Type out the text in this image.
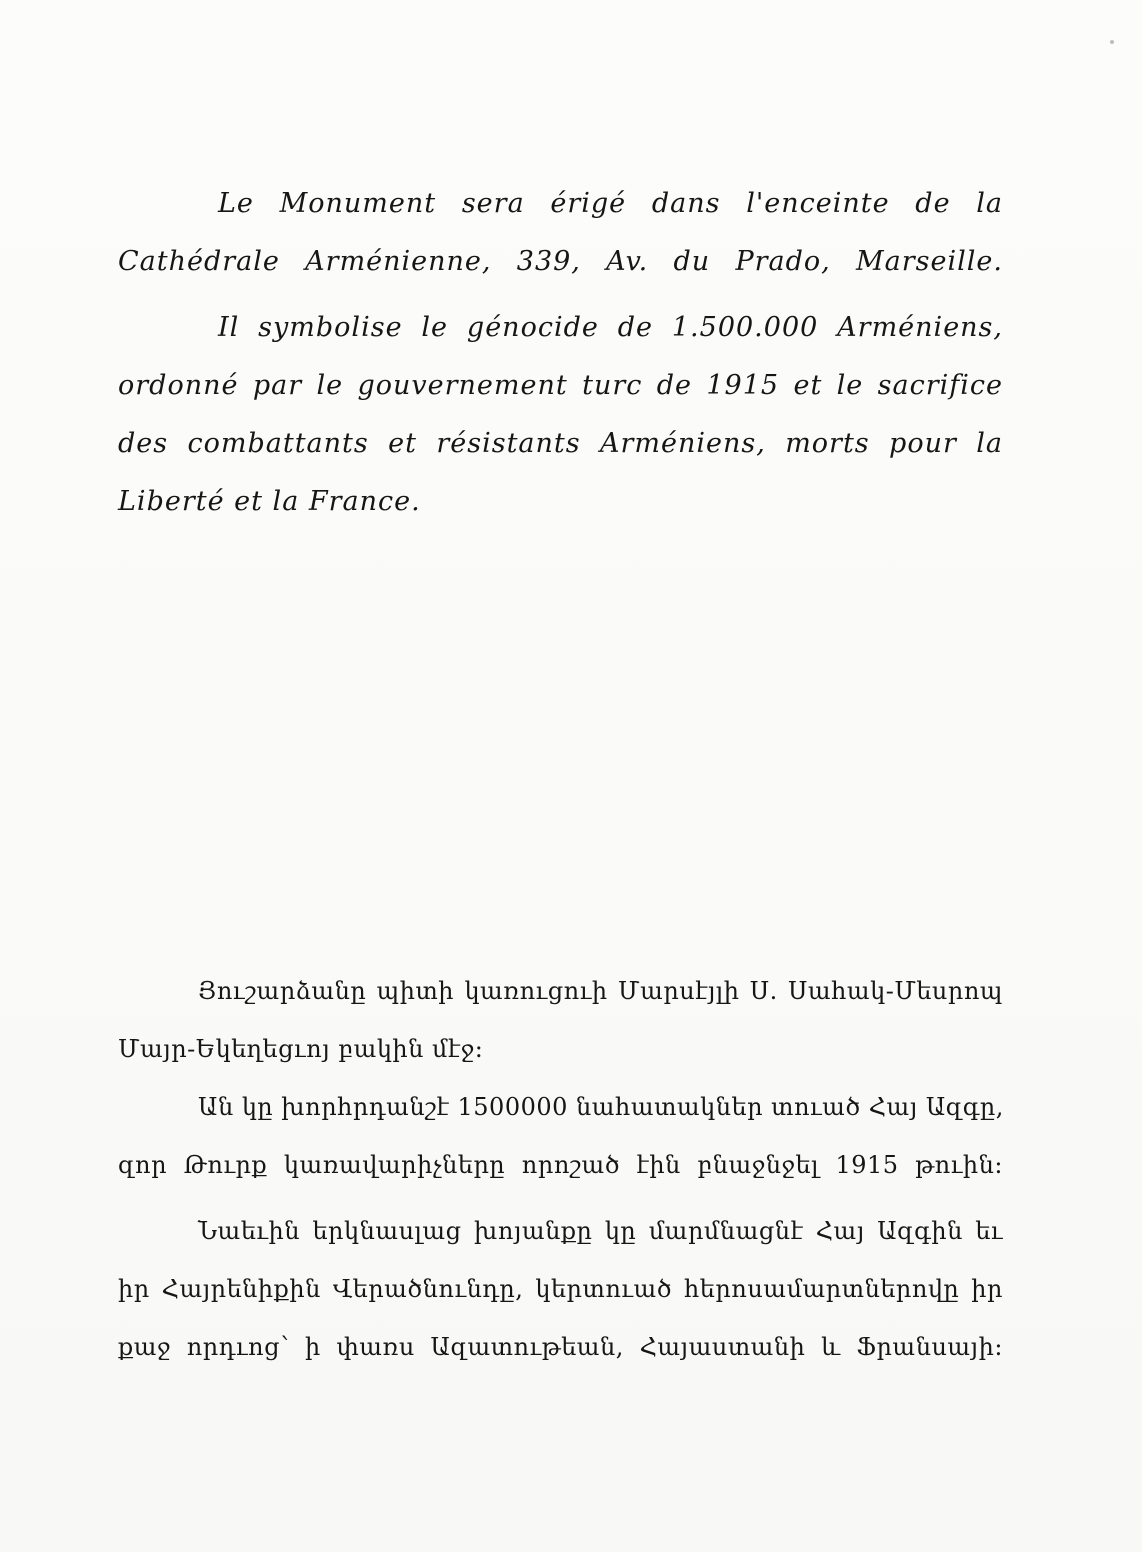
Le Monument sera érigé dans l'enceinte de la
Cathédrale Arménienne, 339, Av. du Prado, Marseille.
Il symbolise le génocide de 1.500.000 Arméniens,
ordonné par le gouvernement turc de 1915 et le sacrifice
des combattants et résistants Arméniens, morts pour la
Liberté et la France.
Յուշարձանը պիտի կառուցուի Մարսէյլի Ս. Սահակ-Մեսրոպ
Մայր-Եկեղեցւոյ բակին մէջ։
Ան կը խորհրդանշէ 1500000 նահատակներ տուած Հայ Ազգը,
զոր Թուրք կառավարիչները որոշած էին բնաջնջել 1915 թուին։
Նաեւին երկնասլաց խոյանքը կը մարմնացնէ Հայ Ազգին եւ
իր Հայրենիքին Վերածնունդը, կերտուած հերոսամարտներովը իր
քաջ որդւոց՝ ի փառս Ազատութեան, Հայաստանի և Ֆրանսայի։
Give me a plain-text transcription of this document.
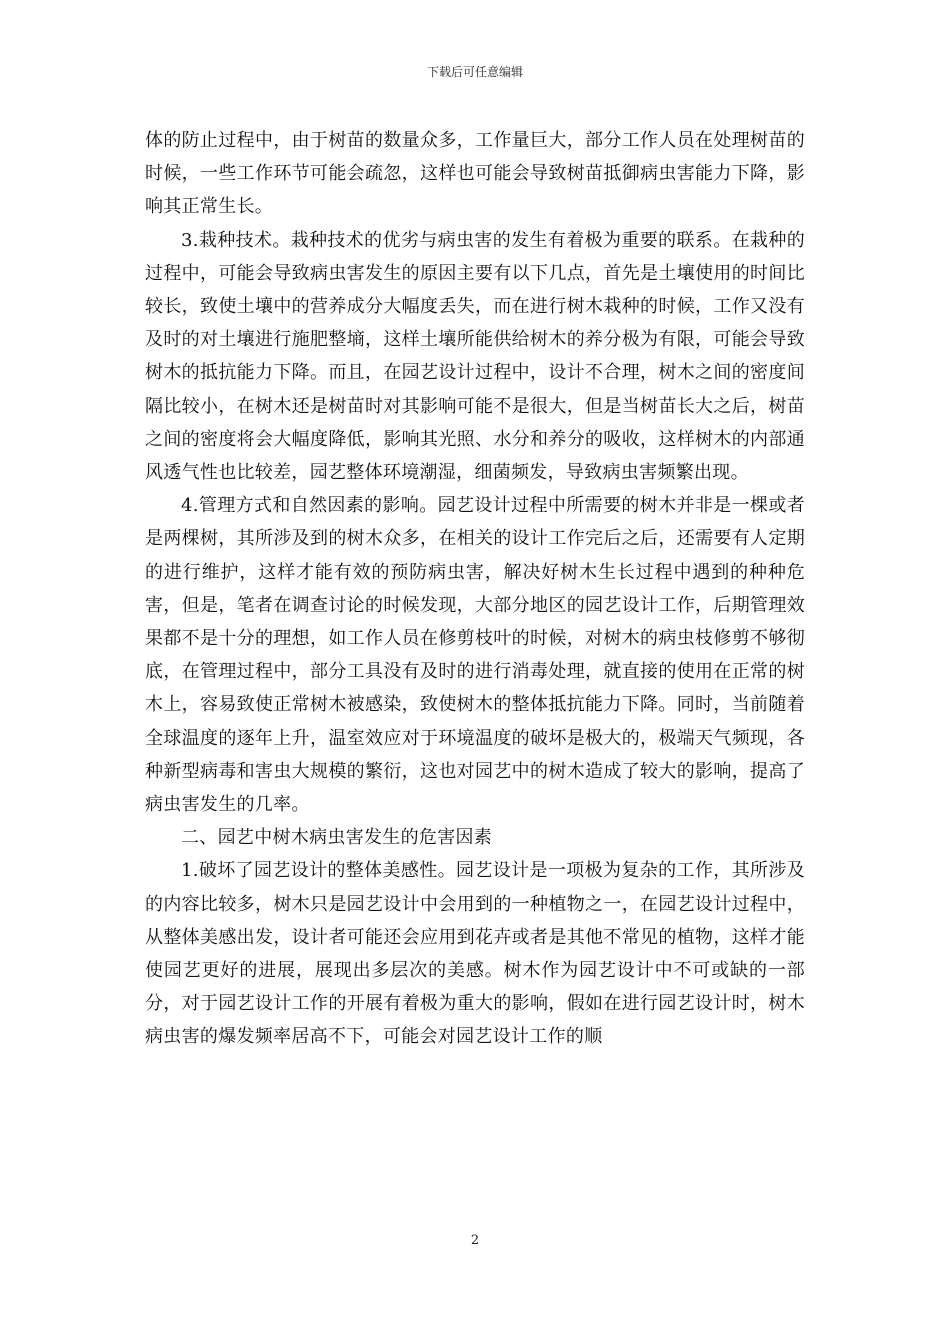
下载后可任意编辑

体的防止过程中，由于树苗的数量众多，工作量巨大，部分工作人员在处理树苗的时候，一些工作环节可能会疏忽，这样也可能会导致树苗抵御病虫害能力下降，影响其正常生长。

3.栽种技术。栽种技术的优劣与病虫害的发生有着极为重要的联系。在栽种的过程中，可能会导致病虫害发生的原因主要有以下几点，首先是土壤使用的时间比较长，致使土壤中的营养成分大幅度丢失，而在进行树木栽种的时候，工作又没有及时的对土壤进行施肥整墒，这样土壤所能供给树木的养分极为有限，可能会导致树木的抵抗能力下降。而且，在园艺设计过程中，设计不合理，树木之间的密度间隔比较小，在树木还是树苗时对其影响可能不是很大，但是当树苗长大之后，树苗之间的密度将会大幅度降低，影响其光照、水分和养分的吸收，这样树木的内部通风透气性也比较差，园艺整体环境潮湿，细菌频发，导致病虫害频繁出现。

4.管理方式和自然因素的影响。园艺设计过程中所需要的树木并非是一棵或者是两棵树，其所涉及到的树木众多，在相关的设计工作完后之后，还需要有人定期的进行维护，这样才能有效的预防病虫害，解决好树木生长过程中遇到的种种危害，但是，笔者在调查讨论的时候发现，大部分地区的园艺设计工作，后期管理效果都不是十分的理想，如工作人员在修剪枝叶的时候，对树木的病虫枝修剪不够彻底，在管理过程中，部分工具没有及时的进行消毒处理，就直接的使用在正常的树木上，容易致使正常树木被感染，致使树木的整体抵抗能力下降。同时，当前随着全球温度的逐年上升，温室效应对于环境温度的破坏是极大的，极端天气频现，各种新型病毒和害虫大规模的繁衍，这也对园艺中的树木造成了较大的影响，提高了病虫害发生的几率。

二、园艺中树木病虫害发生的危害因素

1.破坏了园艺设计的整体美感性。园艺设计是一项极为复杂的工作，其所涉及的内容比较多，树木只是园艺设计中会用到的一种植物之一，在园艺设计过程中，从整体美感出发，设计者可能还会应用到花卉或者是其他不常见的植物，这样才能使园艺更好的进展，展现出多层次的美感。树木作为园艺设计中不可或缺的一部分，对于园艺设计工作的开展有着极为重大的影响，假如在进行园艺设计时，树木病虫害的爆发频率居高不下，可能会对园艺设计工作的顺

2
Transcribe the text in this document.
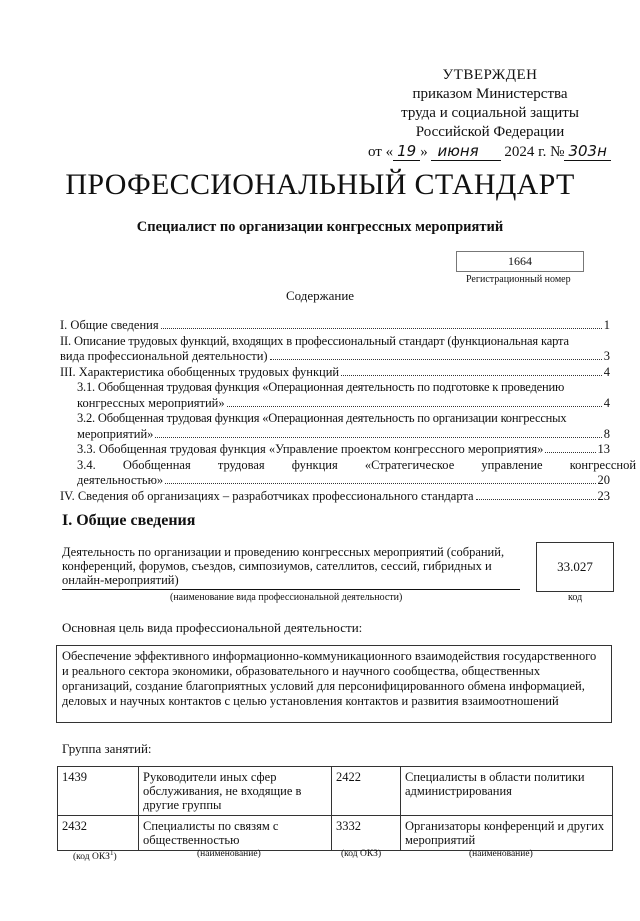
УТВЕРЖДЕН
приказом Министерства
труда и социальной защиты
Российской Федерации
от « 19 » июня 2024 г. № 303н
ПРОФЕССИОНАЛЬНЫЙ СТАНДАРТ
Специалист по организации конгрессных мероприятий
1664
Регистрационный номер
Содержание
I. Общие сведения	1
II. Описание трудовых функций, входящих в профессиональный стандарт (функциональная карта
вида профессиональной деятельности)	3
III. Характеристика обобщенных трудовых функций	4
3.1. Обобщенная трудовая функция «Операционная деятельность по подготовке к проведению
конгрессных мероприятий»	4
3.2. Обобщенная трудовая функция «Операционная деятельность по организации конгрессных
мероприятий»	8
3.3. Обобщенная трудовая функция «Управление проектом конгрессного мероприятия»	13
3.4. Обобщенная трудовая функция «Стратегическое управление конгрессной
деятельностью»	20
IV. Сведения об организациях – разработчиках профессионального стандарта	23
I. Общие сведения
Деятельность по организации и проведению конгрессных мероприятий (собраний, конференций, форумов, съездов, симпозиумов, сателлитов, сессий, гибридных и онлайн-мероприятий)
33.027
(наименование вида профессиональной деятельности)	код
Основная цель вида профессиональной деятельности:
Обеспечение эффективного информационно-коммуникационного взаимодействия государственного и реального сектора экономики, образовательного и научного сообщества, общественных организаций, создание благоприятных условий для персонифицированного обмена информацией, деловых и научных контактов с целью установления контактов и развития взаимоотношений
Группа занятий:
1439	Руководители иных сфер обслуживания, не входящие в другие группы	2422	Специалисты в области политики администрирования
2432	Специалисты по связям с общественностью	3332	Организаторы конференций и других мероприятий
(код ОКЗ$^1$)	(наименование)	(код ОКЗ)	(наименование)
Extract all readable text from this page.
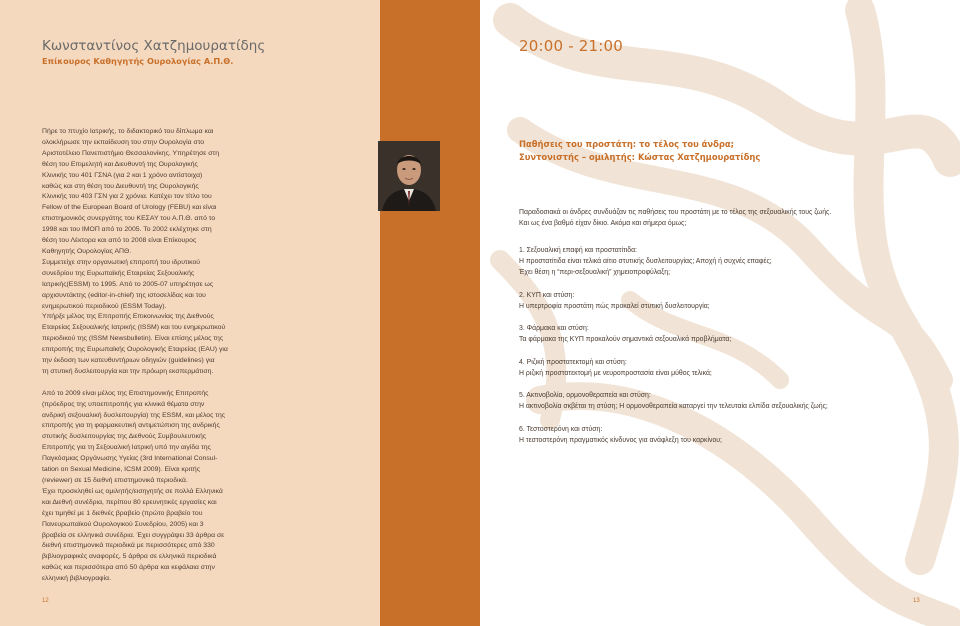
Κωνσταντίνος Χατζημουρατίδης
Επίκουρος Καθηγητής Ουρολογίας Α.Π.Θ.
Πήρε το πτυχίο Ιατρικής, το διδακτορικό του δίπλωμα και
ολοκλήρωσε την εκπαίδευση του στην Ουρολογία στο
Αριστοτέλειο Πανεπιστήμιο Θεσσαλονίκης. Υπηρέτησε στη
θέση του Επιμελητή και Διευθυντή της Ουρολογικής
Κλινικής του 401 ΓΣΝΑ (για 2 και 1 χρόνο αντίστοιχα)
καθώς και στη θέση του Διευθυντή της Ουρολογικής
Κλινικής του 403 ΓΣΝ για 2 χρόνια. Κατέχει τον τίτλο του
Fellow of the European Board of Urology (FEBU) και είναι
επιστημονικός συνεργάτης του ΚΕΣΑΥ του Α.Π.Θ. από το
1998 και του ΙΜΟΠ από το 2005. Το 2002 εκλέχτηκε στη
θέση του Λέκτορα και από το 2008 είναι Επίκουρος
Καθηγητής Ουρολογίας ΑΠΘ.
Συμμετείχε στην οργανωτική επιτροπή του ιδρυτικού
συνεδρίου της Ευρωπαϊκής Εταιρείας Σεξουαλικής
Ιατρικής(ESSM) το 1995. Από το 2005-07 υπηρέτησε ως
αρχισυντάκτης (editor-in-chief) της ιστοσελίδας και του
ενημερωτικού περιοδικού (ESSM Today).
Υπήρξε μέλος της Επιτροπής Επικοινωνίας της Διεθνούς
Εταιρείας Σεξουαλικής Ιατρικής (ISSM) και του ενημερωτικού
περιοδικού της (ISSM Newsbulletin). Είναι επίσης μέλος της
επιτροπής της Ευρωπαϊκής Ουρολογικής Εταιρείας (EAU) για
την έκδοση των κατευθυντήριων οδηγιών (guidelines) για
τη στυτική δυσλειτουργία και την πρόωρη εκσπερμάτιση.
Από το 2009 είναι μέλος της Επιστημονικής Επιτροπής
(πρόεδρος της υποεπιτροπής για κλινικά θέματα στην
ανδρική σεξουαλική δυσλειτουργία) της ESSM, και μέλος της
επιτροπής για τη φαρμακευτική αντιμετώπιση της ανδρικής
στυτικής δυσλειτουργίας της Διεθνούς Συμβουλευτικής
Επιτροπής για τη Σεξουαλική Ιατρική υπό την αιγίδα της
Παγκόσμιας Οργάνωσης Υγείας (3rd International Consul-
tation on Sexual Medicine, ICSM 2009). Είναι κριτής
(reviewer) σε 15 διεθνή επιστημονικά περιοδικά.
Έχει προσκληθεί ως ομιλητής/εισηγητής σε πολλά Ελληνικά
και Διεθνή συνέδρια, περίπου 80 ερευνητικές εργασίες και
έχει τιμηθεί με 1 διεθνές βραβείο (πρώτο βραβείο του
Πανευρωπαϊκού Ουρολογικού Συνεδρίου, 2005) και 3
βραβεία σε ελληνικά συνέδρια. Έχει συγγράψει 33 άρθρα σε
διεθνή επιστημονικά περιοδικά με περισσότερες από 330
βιβλιογραφικές αναφορές, 5 άρθρα σε ελληνικά περιοδικά
καθώς και περισσότερα από 50 άρθρα και κεφάλαια στην
ελληνική βιβλιογραφία.
12	13
20:00 - 21:00
Παθήσεις του προστάτη: το τέλος του άνδρα;
Συντονιστής – ομιλητής: Κώστας Χατζημουρατίδης
Παραδοσιακά οι άνδρες συνδυάζαν τις παθήσεις του προστάτη με το τέλος της σεξουαλικής τους ζωής.
Και ως ένα βαθμό είχαν δίκιο. Ακόμα και σήμερα όμως;
1. Σεξουαλική επαφή και προστατίτιδα:
Η προστατίτιδα είναι τελικά αίτιο στυτικής δυσλειτουργίας; Αποχή ή συχνές επαφές;
Έχει θέση η “περι-σεξουαλική” χημειοπροφύλαξη;
2. ΚΥΠ και στύση:
Η υπερτροφία προστάτη πώς προκαλεί στυτική δυσλειτουργία;
3. Φάρμακα και στύση:
Τα φάρμακα της ΚΥΠ προκαλούν σημαντικά σεξουαλικά προβλήματα;
4. Ριζική προστατεκτομή και στύση:
Η ριζική προστατεκτομή με νευροπροστασία είναι μύθος τελικά;
5. Ακτινοβολία, ορμονοθεραπεία και στύση:
Η ακτινοβολία σκβέται τη στύση; Η ορμονοθεραπεία καταργεί την τελευταία ελπίδα σεξουαλικής ζωής;
6. Τεστοστερόνη και στύση:
Η τεστοστερόνη πραγματικός κίνδυνος για ανάφλεξη του καρκίνου;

--- --- ---

• PROBLEM TO WORK ON: Pull out every line of the records above that contains the word "Обобщенная".

• TASK RESULT:
3.1. Обобщенная трудовая функция «Операционная деятельность по подготовке к проведению
3.2. Обобщенная трудовая функция «Операционная деятельность по организации конгрессных
3.3. Обобщенная трудовая функция «Управление проектом конгрессного мероприятия»	13
3.4. Обобщенная трудовая функция «Стратегическое управление конгрессной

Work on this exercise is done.